Restate the records that follow word for word; no pictures should appear.

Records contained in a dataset
_ _ _

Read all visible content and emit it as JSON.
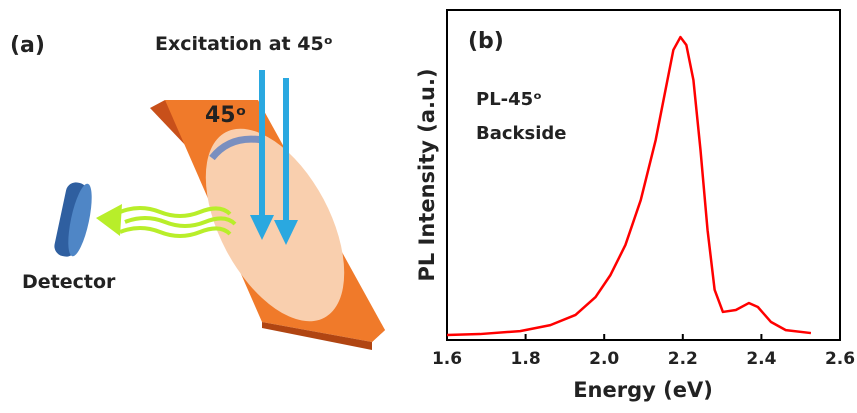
{
  "diagram": {
    "label": "(a)",
    "excitation": "Excitation at 45ᵒ",
    "angle": "45ᵒ",
    "detector": "Detector"
  },
  "chart_data": {
    "type": "line",
    "panel_label": "(b)",
    "annotations": [
      "PL-45ᵒ",
      "Backside"
    ],
    "x_label": "Energy (eV)",
    "y_label": "PL Intensity (a.u.)",
    "x": [
      1.6,
      1.684,
      1.786,
      1.863,
      1.927,
      1.978,
      2.016,
      2.054,
      2.093,
      2.131,
      2.156,
      2.176,
      2.194,
      2.209,
      2.227,
      2.245,
      2.263,
      2.281,
      2.302,
      2.335,
      2.368,
      2.391,
      2.424,
      2.462,
      2.526
    ],
    "series": [
      {
        "color": "#ff0000",
        "values": [
          0.015,
          0.018,
          0.027,
          0.045,
          0.076,
          0.13,
          0.197,
          0.288,
          0.424,
          0.606,
          0.758,
          0.879,
          0.918,
          0.894,
          0.788,
          0.576,
          0.333,
          0.152,
          0.085,
          0.091,
          0.112,
          0.1,
          0.055,
          0.03,
          0.021
        ]
      }
    ],
    "xlim": [
      1.6,
      2.6
    ],
    "ylim": [
      0,
      1
    ],
    "xticks": [
      1.6,
      1.8,
      {
        "value": 2,
        "label": "2.0"
      },
      2.2,
      2.4,
      2.6
    ]
  }
}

_ _ _

Task solution:
Read all visible content and emit it as JSON.
{
  "diagram": {
    "label": "(a)",
    "excitation": "Excitation at 45ᵒ",
    "angle": "45ᵒ",
    "detector": "Detector"
  },
  "chart_data": {
    "type": "line",
    "panel_label": "(b)",
    "annotations": [
      "PL-45ᵒ",
      "Backside"
    ],
    "x_label": "Energy (eV)",
    "y_label": "PL Intensity (a.u.)",
    "x": [
      1.6,
      1.684,
      1.786,
      1.863,
      1.927,
      1.978,
      2.016,
      2.054,
      2.093,
      2.131,
      2.156,
      2.176,
      2.194,
      2.209,
      2.227,
      2.245,
      2.263,
      2.281,
      2.302,
      2.335,
      2.368,
      2.391,
      2.424,
      2.462,
      2.526
    ],
    "series": [
      {
        "color": "#ff0000",
        "values": [
          0.015,
          0.018,
          0.027,
          0.045,
          0.076,
          0.13,
          0.197,
          0.288,
          0.424,
          0.606,
          0.758,
          0.879,
          0.918,
          0.894,
          0.788,
          0.576,
          0.333,
          0.152,
          0.085,
          0.091,
          0.112,
          0.1,
          0.055,
          0.03,
          0.021
        ]
      }
    ],
    "xlim": [
      1.6,
      2.6
    ],
    "ylim": [
      0,
      1
    ],
    "xticks": [
      1.6,
      1.8,
      {
        "value": 2,
        "label": "2.0"
      },
      2.2,
      2.4,
      2.6
    ]
  }
}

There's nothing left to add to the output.